— Start Dataset rows —
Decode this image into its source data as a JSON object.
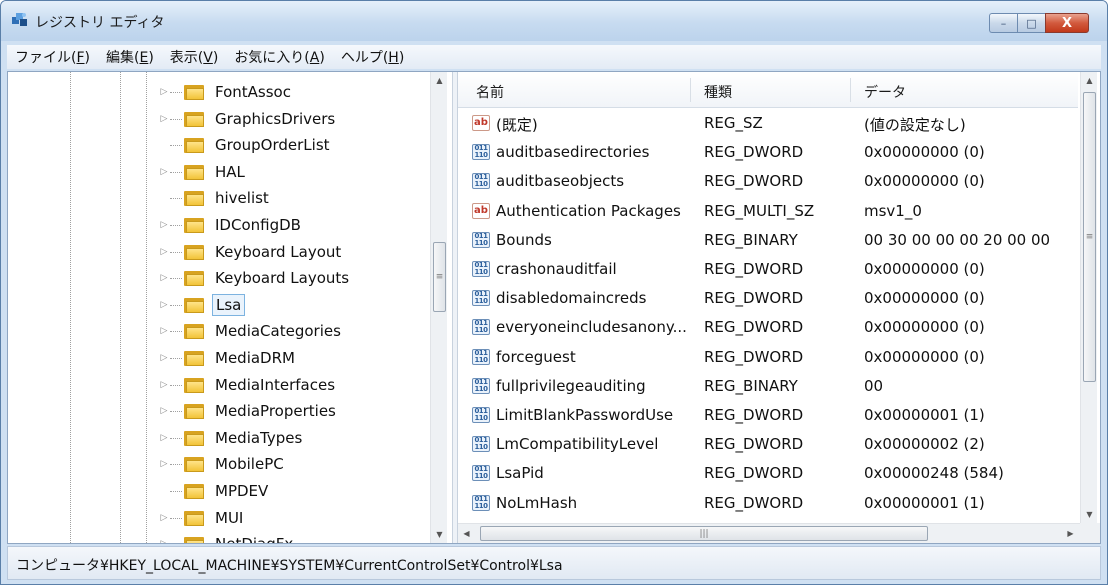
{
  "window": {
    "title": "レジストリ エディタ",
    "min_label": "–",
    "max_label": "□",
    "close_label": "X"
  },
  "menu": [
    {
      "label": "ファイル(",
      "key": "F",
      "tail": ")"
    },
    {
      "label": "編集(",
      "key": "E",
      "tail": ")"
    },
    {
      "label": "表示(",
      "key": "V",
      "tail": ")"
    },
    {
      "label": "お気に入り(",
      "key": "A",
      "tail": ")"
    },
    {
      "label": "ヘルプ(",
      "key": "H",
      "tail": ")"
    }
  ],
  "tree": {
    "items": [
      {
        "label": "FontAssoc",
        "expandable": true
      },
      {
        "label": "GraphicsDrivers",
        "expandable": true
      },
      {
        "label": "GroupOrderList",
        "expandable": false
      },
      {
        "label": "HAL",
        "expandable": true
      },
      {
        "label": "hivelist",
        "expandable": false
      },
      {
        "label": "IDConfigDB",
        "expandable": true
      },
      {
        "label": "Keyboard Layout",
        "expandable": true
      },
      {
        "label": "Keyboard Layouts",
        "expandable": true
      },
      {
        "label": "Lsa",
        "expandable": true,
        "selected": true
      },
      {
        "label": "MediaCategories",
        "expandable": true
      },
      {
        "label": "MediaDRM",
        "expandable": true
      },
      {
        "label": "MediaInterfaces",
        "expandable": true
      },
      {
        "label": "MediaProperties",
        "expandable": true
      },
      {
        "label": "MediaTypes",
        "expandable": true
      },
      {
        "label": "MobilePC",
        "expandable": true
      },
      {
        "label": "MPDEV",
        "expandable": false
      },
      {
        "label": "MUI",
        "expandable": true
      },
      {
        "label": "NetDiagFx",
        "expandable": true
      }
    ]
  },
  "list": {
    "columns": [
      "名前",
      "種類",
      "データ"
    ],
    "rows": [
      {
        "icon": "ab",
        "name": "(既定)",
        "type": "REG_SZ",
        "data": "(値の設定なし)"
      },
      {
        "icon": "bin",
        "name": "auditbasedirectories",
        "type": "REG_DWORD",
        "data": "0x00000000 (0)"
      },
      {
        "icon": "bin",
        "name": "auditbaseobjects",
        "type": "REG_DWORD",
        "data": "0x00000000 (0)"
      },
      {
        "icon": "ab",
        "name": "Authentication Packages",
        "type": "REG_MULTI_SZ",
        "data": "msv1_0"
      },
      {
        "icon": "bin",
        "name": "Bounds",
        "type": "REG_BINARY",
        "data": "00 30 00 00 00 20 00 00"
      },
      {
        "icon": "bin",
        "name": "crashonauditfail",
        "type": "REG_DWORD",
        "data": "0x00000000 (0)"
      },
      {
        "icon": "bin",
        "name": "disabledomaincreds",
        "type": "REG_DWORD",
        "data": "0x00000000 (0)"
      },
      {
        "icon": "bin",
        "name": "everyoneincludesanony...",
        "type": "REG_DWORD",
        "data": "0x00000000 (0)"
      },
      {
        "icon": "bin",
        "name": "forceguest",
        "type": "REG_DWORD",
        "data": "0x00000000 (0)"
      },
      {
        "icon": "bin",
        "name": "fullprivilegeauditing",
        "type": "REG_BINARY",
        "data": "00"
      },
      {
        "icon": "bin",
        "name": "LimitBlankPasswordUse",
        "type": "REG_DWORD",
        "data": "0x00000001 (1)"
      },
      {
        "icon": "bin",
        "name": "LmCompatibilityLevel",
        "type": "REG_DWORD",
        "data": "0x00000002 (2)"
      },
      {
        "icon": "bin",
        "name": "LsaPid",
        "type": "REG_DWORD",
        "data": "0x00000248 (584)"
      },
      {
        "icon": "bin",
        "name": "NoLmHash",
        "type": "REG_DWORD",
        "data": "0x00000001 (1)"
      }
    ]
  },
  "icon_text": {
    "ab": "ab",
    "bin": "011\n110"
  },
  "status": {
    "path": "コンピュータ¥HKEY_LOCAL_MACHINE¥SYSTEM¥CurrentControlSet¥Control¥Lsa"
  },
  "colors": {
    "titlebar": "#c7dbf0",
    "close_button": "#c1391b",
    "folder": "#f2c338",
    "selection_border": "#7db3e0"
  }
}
— End Dataset rows —
— Start Dataset rows —
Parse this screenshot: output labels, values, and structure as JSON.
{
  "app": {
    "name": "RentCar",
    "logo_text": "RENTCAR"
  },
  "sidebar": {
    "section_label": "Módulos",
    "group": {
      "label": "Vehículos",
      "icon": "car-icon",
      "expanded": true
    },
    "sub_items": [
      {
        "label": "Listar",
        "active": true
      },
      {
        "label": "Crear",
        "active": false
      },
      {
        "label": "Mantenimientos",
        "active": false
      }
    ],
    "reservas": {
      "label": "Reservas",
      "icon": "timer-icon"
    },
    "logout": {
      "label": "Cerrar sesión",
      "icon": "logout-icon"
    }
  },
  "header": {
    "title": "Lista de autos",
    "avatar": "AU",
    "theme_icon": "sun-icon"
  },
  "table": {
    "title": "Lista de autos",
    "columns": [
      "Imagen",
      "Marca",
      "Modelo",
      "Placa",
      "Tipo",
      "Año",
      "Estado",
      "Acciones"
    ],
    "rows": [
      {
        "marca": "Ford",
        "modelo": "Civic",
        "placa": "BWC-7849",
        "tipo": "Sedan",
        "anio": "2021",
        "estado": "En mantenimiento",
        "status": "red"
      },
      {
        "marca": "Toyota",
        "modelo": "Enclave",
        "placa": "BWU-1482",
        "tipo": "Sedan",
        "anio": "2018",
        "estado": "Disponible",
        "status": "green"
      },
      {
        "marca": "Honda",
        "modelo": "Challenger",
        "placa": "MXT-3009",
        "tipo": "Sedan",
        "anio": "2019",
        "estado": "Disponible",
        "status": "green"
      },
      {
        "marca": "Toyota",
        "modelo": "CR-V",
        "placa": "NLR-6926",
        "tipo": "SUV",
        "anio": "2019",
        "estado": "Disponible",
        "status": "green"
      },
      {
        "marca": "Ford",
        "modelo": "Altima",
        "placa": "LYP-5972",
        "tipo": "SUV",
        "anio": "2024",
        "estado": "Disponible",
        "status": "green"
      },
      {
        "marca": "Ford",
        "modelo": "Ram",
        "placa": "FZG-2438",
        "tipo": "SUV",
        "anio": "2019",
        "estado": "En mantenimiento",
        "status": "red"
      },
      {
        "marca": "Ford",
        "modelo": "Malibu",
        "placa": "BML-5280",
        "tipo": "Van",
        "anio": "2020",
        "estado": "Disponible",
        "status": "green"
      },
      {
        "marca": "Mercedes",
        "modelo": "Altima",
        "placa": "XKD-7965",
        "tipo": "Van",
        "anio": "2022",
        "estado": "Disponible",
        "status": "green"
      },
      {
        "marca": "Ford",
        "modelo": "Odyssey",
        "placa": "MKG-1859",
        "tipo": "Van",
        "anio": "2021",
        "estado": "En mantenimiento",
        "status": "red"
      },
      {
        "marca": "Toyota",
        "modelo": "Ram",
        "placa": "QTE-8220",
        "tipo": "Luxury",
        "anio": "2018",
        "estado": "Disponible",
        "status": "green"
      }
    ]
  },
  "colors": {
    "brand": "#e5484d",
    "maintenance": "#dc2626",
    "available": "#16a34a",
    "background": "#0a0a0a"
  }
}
— End Dataset rows —
— Start Dataset rows —
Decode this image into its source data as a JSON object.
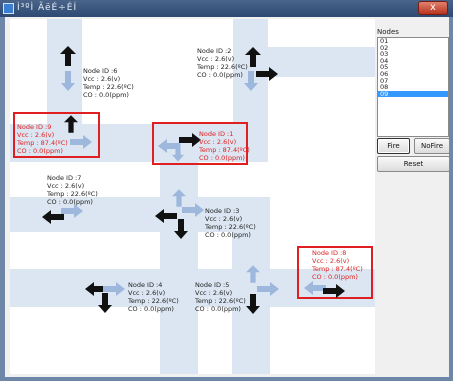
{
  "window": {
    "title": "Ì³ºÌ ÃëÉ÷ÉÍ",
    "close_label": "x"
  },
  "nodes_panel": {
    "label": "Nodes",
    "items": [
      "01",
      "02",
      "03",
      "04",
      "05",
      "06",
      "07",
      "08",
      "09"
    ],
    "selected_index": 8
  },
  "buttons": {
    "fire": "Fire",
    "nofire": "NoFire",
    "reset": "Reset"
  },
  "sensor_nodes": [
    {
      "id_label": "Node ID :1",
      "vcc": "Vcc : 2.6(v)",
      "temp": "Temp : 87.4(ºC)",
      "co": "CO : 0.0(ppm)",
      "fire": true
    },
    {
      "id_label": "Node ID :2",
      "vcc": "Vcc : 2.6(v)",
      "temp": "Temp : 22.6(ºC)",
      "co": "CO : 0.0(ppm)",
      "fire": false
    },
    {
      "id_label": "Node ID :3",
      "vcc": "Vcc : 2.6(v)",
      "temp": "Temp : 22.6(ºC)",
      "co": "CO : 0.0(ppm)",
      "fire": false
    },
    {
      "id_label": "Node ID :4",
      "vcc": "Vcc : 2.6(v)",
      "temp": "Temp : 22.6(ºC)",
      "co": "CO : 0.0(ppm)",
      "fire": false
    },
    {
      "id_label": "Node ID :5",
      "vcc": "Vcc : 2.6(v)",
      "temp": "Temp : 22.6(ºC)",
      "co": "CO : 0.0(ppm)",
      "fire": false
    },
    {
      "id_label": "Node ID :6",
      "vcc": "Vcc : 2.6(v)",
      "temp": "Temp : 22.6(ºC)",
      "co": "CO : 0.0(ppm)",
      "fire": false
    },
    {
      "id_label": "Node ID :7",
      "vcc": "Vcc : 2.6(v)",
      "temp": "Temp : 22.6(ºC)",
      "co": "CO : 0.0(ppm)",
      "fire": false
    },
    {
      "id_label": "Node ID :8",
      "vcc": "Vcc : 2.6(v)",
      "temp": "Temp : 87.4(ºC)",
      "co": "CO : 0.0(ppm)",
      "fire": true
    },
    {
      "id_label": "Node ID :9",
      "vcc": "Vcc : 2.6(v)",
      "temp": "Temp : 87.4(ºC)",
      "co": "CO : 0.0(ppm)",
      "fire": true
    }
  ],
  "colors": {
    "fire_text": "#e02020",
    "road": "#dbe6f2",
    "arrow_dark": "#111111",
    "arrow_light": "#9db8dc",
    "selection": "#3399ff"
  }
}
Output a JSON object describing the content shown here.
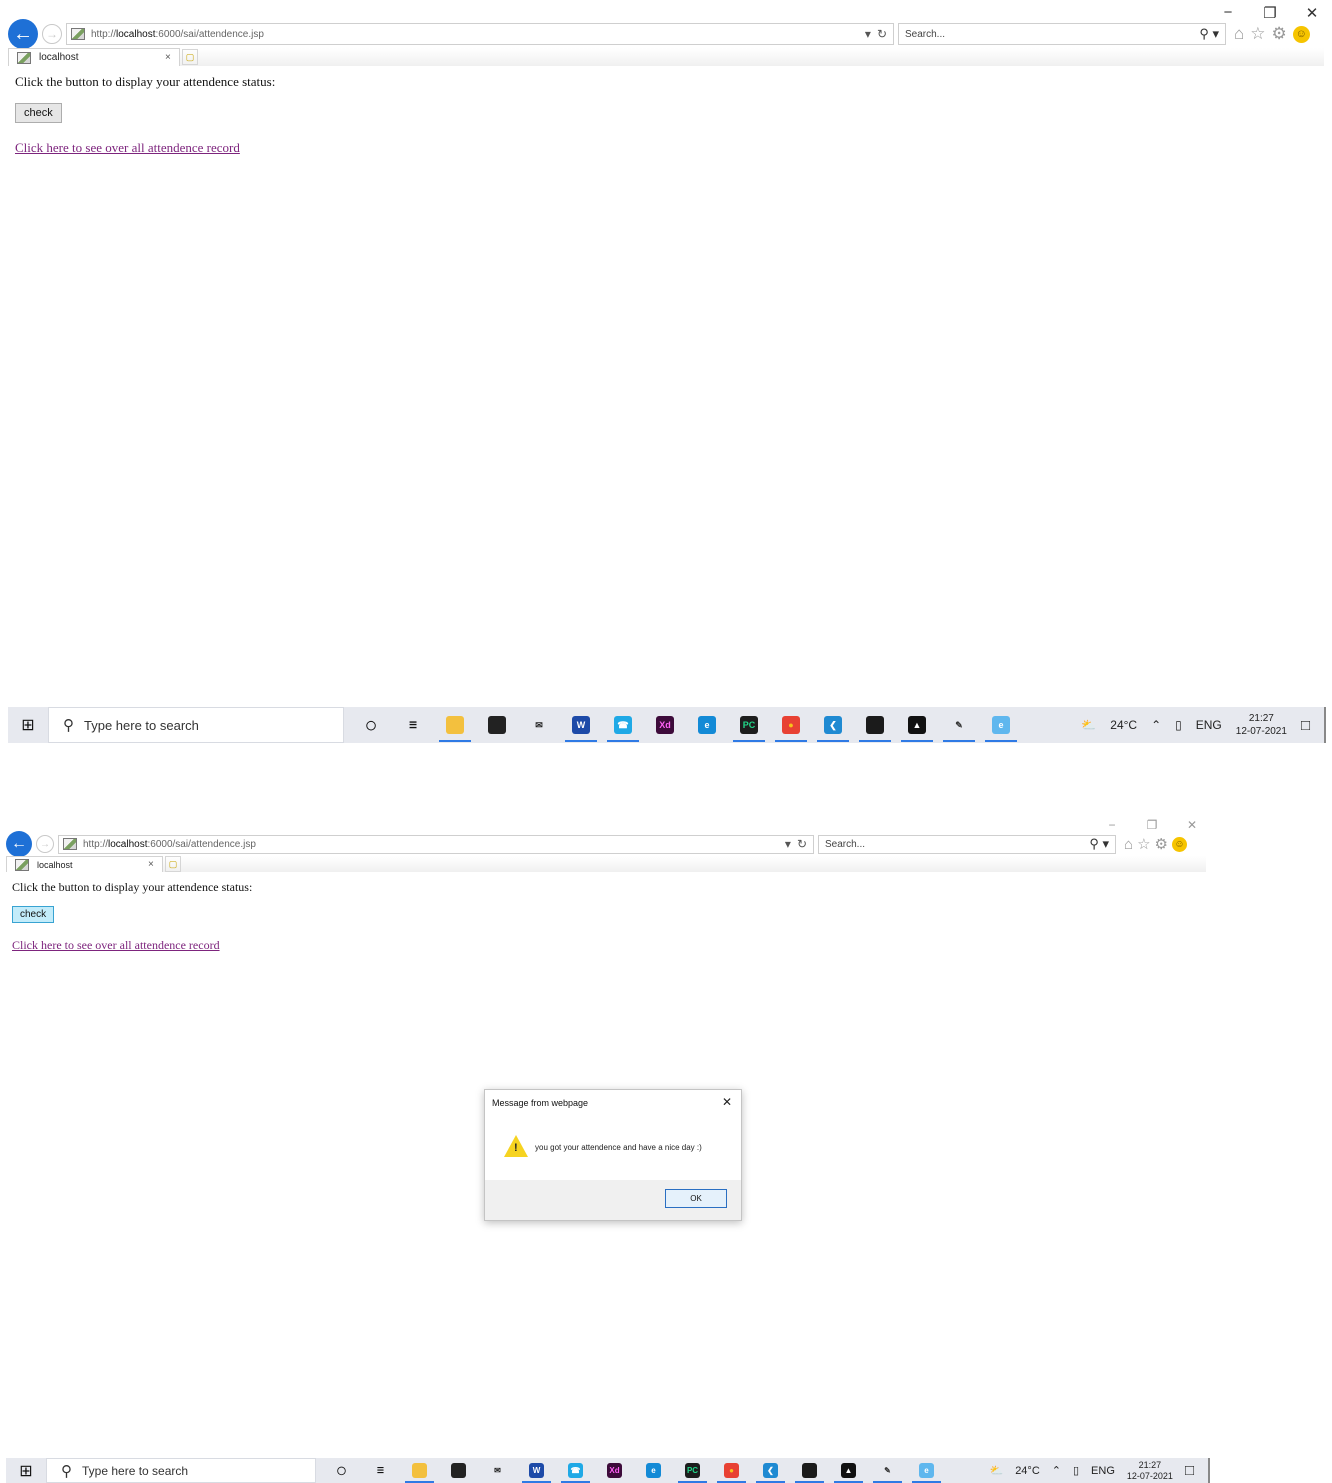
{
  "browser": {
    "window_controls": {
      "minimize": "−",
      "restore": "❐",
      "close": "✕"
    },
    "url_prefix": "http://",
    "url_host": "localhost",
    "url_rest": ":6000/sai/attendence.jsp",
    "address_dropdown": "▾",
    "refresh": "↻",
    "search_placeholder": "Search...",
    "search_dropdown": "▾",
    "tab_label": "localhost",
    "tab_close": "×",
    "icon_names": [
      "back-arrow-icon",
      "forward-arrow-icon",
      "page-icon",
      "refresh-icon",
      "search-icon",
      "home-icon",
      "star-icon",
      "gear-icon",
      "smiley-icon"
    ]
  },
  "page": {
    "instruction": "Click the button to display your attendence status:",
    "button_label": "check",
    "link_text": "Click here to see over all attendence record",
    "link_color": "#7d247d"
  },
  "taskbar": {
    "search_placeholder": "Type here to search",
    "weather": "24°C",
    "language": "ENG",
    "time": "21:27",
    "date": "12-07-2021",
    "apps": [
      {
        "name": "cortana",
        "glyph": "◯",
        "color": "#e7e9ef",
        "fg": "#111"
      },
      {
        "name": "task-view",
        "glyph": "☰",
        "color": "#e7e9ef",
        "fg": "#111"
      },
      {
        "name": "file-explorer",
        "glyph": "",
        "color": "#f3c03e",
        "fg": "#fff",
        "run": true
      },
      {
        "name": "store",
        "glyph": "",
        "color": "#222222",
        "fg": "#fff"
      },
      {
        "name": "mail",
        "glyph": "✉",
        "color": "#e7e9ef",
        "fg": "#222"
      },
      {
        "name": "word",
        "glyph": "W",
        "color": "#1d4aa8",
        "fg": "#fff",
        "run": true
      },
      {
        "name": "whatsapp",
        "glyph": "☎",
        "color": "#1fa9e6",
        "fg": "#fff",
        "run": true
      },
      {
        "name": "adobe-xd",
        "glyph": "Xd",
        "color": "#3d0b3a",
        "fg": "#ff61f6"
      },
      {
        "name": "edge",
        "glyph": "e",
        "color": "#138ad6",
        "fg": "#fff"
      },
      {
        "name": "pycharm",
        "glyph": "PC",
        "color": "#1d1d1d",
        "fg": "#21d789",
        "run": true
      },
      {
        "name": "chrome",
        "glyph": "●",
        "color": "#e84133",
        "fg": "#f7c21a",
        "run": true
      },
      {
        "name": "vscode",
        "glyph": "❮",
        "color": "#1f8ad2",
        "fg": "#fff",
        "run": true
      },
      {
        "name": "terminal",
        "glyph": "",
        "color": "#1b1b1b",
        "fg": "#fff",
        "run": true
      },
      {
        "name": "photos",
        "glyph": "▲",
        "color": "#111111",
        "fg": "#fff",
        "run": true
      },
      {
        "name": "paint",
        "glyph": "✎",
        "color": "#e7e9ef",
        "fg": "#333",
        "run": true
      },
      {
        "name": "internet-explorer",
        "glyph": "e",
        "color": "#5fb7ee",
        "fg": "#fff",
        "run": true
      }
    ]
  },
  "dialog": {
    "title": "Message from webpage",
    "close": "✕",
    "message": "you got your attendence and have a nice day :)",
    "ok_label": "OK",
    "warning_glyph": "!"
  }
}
— End Dataset rows —
To do: Show every line in the entries where the string "Keyboard" occurs.

Response:
        "label": "Keyboard Layout",
        "label": "Keyboard Layouts",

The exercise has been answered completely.